▶ _JOB_
Edit the items below by replacing "Article Request" with "Book Request" and leaving everything else unchanged, then write out every item again.

Begin PROVIDED ENTRIES

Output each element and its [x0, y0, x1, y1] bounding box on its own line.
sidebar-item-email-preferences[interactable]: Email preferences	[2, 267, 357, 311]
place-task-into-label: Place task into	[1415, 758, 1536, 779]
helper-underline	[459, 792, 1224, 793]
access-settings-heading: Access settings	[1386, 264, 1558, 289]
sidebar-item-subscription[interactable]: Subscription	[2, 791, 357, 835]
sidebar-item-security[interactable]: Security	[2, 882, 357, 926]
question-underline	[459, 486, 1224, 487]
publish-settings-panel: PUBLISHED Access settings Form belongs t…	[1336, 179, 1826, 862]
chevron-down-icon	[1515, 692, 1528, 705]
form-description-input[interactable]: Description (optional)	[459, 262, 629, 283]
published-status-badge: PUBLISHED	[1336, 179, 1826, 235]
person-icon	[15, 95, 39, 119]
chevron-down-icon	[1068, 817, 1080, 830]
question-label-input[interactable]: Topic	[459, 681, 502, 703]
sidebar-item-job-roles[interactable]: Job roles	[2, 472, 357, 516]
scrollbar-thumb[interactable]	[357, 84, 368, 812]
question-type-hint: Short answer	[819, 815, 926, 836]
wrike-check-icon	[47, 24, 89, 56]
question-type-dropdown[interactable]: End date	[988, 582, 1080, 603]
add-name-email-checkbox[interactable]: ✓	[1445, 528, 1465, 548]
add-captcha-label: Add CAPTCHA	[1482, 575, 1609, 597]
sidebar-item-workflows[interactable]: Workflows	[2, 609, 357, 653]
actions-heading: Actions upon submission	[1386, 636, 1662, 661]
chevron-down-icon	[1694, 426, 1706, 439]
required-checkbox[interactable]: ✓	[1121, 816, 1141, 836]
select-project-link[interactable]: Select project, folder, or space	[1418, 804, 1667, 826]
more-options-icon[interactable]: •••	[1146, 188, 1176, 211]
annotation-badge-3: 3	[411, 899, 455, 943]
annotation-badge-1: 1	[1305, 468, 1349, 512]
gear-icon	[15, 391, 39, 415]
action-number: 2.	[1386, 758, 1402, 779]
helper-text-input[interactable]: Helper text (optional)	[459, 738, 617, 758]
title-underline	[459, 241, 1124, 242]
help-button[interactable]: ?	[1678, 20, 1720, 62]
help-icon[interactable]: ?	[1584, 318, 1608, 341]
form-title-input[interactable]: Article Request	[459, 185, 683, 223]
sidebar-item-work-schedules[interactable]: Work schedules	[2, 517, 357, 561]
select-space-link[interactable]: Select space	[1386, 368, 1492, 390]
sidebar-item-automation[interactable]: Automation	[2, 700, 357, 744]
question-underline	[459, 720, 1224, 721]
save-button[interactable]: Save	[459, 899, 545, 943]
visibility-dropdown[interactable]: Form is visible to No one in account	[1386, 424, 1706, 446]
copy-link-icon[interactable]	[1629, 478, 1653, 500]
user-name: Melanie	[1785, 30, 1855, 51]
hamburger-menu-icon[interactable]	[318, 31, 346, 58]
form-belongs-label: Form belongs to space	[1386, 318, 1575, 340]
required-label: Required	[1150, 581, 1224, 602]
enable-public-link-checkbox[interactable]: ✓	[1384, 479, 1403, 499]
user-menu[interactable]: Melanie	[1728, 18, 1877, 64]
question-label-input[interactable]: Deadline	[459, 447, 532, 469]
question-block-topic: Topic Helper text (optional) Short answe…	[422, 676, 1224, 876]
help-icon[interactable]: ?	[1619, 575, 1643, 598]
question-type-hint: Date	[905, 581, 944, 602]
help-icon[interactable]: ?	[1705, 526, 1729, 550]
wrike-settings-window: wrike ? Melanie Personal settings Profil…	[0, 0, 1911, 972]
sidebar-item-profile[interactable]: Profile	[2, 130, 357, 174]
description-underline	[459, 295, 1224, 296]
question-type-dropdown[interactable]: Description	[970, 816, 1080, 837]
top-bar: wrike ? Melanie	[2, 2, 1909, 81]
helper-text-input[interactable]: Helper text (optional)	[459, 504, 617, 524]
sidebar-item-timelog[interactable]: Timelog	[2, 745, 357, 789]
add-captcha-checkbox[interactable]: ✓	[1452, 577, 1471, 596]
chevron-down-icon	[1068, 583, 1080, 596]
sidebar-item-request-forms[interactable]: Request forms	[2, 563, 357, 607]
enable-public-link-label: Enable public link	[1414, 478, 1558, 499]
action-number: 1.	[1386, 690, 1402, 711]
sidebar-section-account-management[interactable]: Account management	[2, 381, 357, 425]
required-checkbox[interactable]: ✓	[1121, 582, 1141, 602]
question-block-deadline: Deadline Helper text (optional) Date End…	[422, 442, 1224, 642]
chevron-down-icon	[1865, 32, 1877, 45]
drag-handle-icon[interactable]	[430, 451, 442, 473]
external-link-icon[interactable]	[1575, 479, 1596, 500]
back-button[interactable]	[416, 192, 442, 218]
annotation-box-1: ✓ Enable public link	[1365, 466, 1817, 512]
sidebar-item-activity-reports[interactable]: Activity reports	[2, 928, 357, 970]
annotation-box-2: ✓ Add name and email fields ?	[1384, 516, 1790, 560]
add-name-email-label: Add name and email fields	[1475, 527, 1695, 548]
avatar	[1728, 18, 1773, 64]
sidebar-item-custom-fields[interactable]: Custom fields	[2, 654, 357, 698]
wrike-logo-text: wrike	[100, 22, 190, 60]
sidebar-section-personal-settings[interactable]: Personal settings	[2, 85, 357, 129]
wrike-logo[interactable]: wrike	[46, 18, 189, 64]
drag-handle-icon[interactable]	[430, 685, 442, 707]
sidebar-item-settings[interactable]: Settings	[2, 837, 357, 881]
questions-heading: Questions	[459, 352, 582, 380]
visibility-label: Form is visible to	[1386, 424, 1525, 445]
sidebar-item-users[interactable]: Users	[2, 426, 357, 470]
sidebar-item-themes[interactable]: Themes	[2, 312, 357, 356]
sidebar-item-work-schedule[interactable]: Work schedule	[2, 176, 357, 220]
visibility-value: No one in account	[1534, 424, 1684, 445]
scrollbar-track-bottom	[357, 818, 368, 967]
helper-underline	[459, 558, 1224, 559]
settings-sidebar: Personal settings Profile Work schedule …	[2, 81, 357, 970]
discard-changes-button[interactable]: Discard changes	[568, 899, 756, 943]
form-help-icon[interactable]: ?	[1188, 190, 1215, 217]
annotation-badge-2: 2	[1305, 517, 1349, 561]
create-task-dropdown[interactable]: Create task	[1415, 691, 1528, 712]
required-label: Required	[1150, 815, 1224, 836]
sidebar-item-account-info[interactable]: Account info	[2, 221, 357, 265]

End PROVIDED ENTRIES

▶ _TASK ANSWER_
Output each element and its [x0, y0, x1, y1] bounding box on its own line.
sidebar-item-email-preferences[interactable]: Email preferences	[2, 267, 357, 311]
place-task-into-label: Place task into	[1415, 758, 1536, 779]
helper-underline	[459, 792, 1224, 793]
access-settings-heading: Access settings	[1386, 264, 1558, 289]
sidebar-item-subscription[interactable]: Subscription	[2, 791, 357, 835]
sidebar-item-security[interactable]: Security	[2, 882, 357, 926]
question-underline	[459, 486, 1224, 487]
publish-settings-panel: PUBLISHED Access settings Form belongs t…	[1336, 179, 1826, 862]
chevron-down-icon	[1515, 692, 1528, 705]
form-description-input[interactable]: Description (optional)	[459, 262, 629, 283]
published-status-badge: PUBLISHED	[1336, 179, 1826, 235]
person-icon	[15, 95, 39, 119]
chevron-down-icon	[1068, 817, 1080, 830]
question-label-input[interactable]: Topic	[459, 681, 502, 703]
sidebar-item-job-roles[interactable]: Job roles	[2, 472, 357, 516]
scrollbar-thumb[interactable]	[357, 84, 368, 812]
question-type-hint: Short answer	[819, 815, 926, 836]
wrike-check-icon	[47, 24, 89, 56]
question-type-dropdown[interactable]: End date	[988, 582, 1080, 603]
add-name-email-checkbox[interactable]: ✓	[1445, 528, 1465, 548]
add-captcha-label: Add CAPTCHA	[1482, 575, 1609, 597]
sidebar-item-workflows[interactable]: Workflows	[2, 609, 357, 653]
actions-heading: Actions upon submission	[1386, 636, 1662, 661]
chevron-down-icon	[1694, 426, 1706, 439]
required-checkbox[interactable]: ✓	[1121, 816, 1141, 836]
select-project-link[interactable]: Select project, folder, or space	[1418, 804, 1667, 826]
more-options-icon[interactable]: •••	[1146, 188, 1176, 211]
annotation-badge-3: 3	[411, 899, 455, 943]
annotation-badge-1: 1	[1305, 468, 1349, 512]
gear-icon	[15, 391, 39, 415]
action-number: 2.	[1386, 758, 1402, 779]
helper-text-input[interactable]: Helper text (optional)	[459, 738, 617, 758]
title-underline	[459, 241, 1124, 242]
help-button[interactable]: ?	[1678, 20, 1720, 62]
help-icon[interactable]: ?	[1584, 318, 1608, 341]
form-title-input[interactable]: Book Request	[459, 185, 683, 223]
sidebar-item-work-schedules[interactable]: Work schedules	[2, 517, 357, 561]
select-space-link[interactable]: Select space	[1386, 368, 1492, 390]
sidebar-item-automation[interactable]: Automation	[2, 700, 357, 744]
question-underline	[459, 720, 1224, 721]
save-button[interactable]: Save	[459, 899, 545, 943]
visibility-dropdown[interactable]: Form is visible to No one in account	[1386, 424, 1706, 446]
copy-link-icon[interactable]	[1629, 478, 1653, 500]
user-name: Melanie	[1785, 30, 1855, 51]
hamburger-menu-icon[interactable]	[318, 31, 346, 58]
form-belongs-label: Form belongs to space	[1386, 318, 1575, 340]
required-label: Required	[1150, 581, 1224, 602]
enable-public-link-checkbox[interactable]: ✓	[1384, 479, 1403, 499]
user-menu[interactable]: Melanie	[1728, 18, 1877, 64]
question-label-input[interactable]: Deadline	[459, 447, 532, 469]
question-block-topic: Topic Helper text (optional) Short answe…	[422, 676, 1224, 876]
help-icon[interactable]: ?	[1619, 575, 1643, 598]
question-type-hint: Date	[905, 581, 944, 602]
help-icon[interactable]: ?	[1705, 526, 1729, 550]
wrike-settings-window: wrike ? Melanie Personal settings Profil…	[0, 0, 1911, 972]
sidebar-item-profile[interactable]: Profile	[2, 130, 357, 174]
description-underline	[459, 295, 1224, 296]
question-type-dropdown[interactable]: Description	[970, 816, 1080, 837]
top-bar: wrike ? Melanie	[2, 2, 1909, 81]
helper-text-input[interactable]: Helper text (optional)	[459, 504, 617, 524]
sidebar-item-timelog[interactable]: Timelog	[2, 745, 357, 789]
add-captcha-checkbox[interactable]: ✓	[1452, 577, 1471, 596]
chevron-down-icon	[1068, 583, 1080, 596]
sidebar-item-request-forms[interactable]: Request forms	[2, 563, 357, 607]
enable-public-link-label: Enable public link	[1414, 478, 1558, 499]
action-number: 1.	[1386, 690, 1402, 711]
sidebar-section-account-management[interactable]: Account management	[2, 381, 357, 425]
required-checkbox[interactable]: ✓	[1121, 582, 1141, 602]
question-block-deadline: Deadline Helper text (optional) Date End…	[422, 442, 1224, 642]
chevron-down-icon	[1865, 32, 1877, 45]
drag-handle-icon[interactable]	[430, 451, 442, 473]
external-link-icon[interactable]	[1575, 479, 1596, 500]
back-button[interactable]	[416, 192, 442, 218]
annotation-box-1: ✓ Enable public link	[1365, 466, 1817, 512]
sidebar-item-activity-reports[interactable]: Activity reports	[2, 928, 357, 970]
annotation-box-2: ✓ Add name and email fields ?	[1384, 516, 1790, 560]
add-name-email-label: Add name and email fields	[1475, 527, 1695, 548]
avatar	[1728, 18, 1773, 64]
sidebar-item-custom-fields[interactable]: Custom fields	[2, 654, 357, 698]
wrike-logo-text: wrike	[100, 22, 190, 60]
sidebar-section-personal-settings[interactable]: Personal settings	[2, 85, 357, 129]
wrike-logo[interactable]: wrike	[46, 18, 189, 64]
drag-handle-icon[interactable]	[430, 685, 442, 707]
sidebar-item-settings[interactable]: Settings	[2, 837, 357, 881]
questions-heading: Questions	[459, 352, 582, 380]
visibility-label: Form is visible to	[1386, 424, 1525, 445]
sidebar-item-users[interactable]: Users	[2, 426, 357, 470]
sidebar-item-themes[interactable]: Themes	[2, 312, 357, 356]
sidebar-item-work-schedule[interactable]: Work schedule	[2, 176, 357, 220]
visibility-value: No one in account	[1534, 424, 1684, 445]
scrollbar-track-bottom	[357, 818, 368, 967]
helper-underline	[459, 558, 1224, 559]
settings-sidebar: Personal settings Profile Work schedule …	[2, 81, 357, 970]
discard-changes-button[interactable]: Discard changes	[568, 899, 756, 943]
form-help-icon[interactable]: ?	[1188, 190, 1215, 217]
annotation-badge-2: 2	[1305, 517, 1349, 561]
create-task-dropdown[interactable]: Create task	[1415, 691, 1528, 712]
required-label: Required	[1150, 815, 1224, 836]
sidebar-item-account-info[interactable]: Account info	[2, 221, 357, 265]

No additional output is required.